Data excerpts:
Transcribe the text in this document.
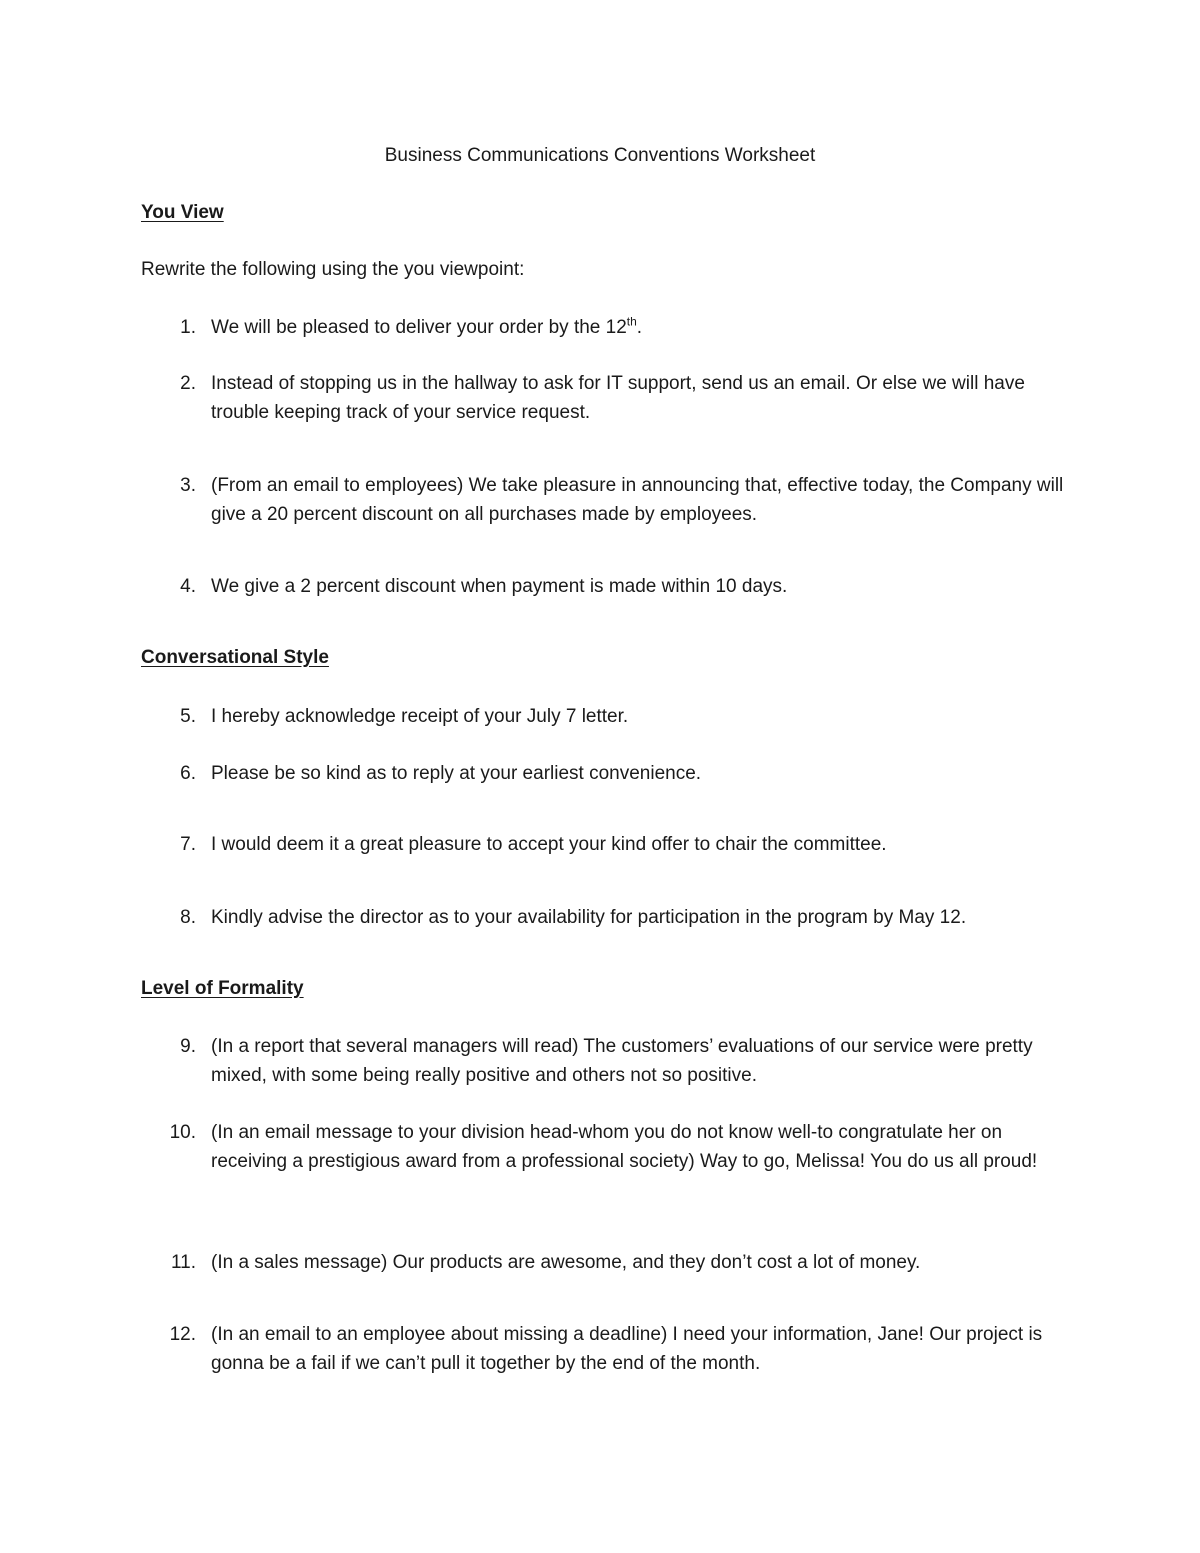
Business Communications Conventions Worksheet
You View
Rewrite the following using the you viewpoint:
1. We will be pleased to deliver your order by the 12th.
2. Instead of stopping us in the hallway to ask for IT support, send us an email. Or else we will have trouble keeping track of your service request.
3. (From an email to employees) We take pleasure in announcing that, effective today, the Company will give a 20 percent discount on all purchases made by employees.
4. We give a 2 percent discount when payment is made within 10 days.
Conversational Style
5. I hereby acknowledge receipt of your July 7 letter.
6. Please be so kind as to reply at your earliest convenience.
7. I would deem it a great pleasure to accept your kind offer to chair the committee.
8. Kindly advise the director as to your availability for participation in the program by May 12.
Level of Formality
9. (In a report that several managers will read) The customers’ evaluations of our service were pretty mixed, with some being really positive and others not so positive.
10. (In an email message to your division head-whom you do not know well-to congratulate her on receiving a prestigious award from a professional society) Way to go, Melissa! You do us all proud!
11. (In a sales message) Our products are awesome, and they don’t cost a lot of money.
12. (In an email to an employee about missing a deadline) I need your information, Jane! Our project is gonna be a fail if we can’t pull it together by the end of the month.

* **STATED GOAL**: Determine the number of lines in the listing that hold the word "pleasure", and supply that number and nothing further.

* **SOLVED PROBLEM**: 2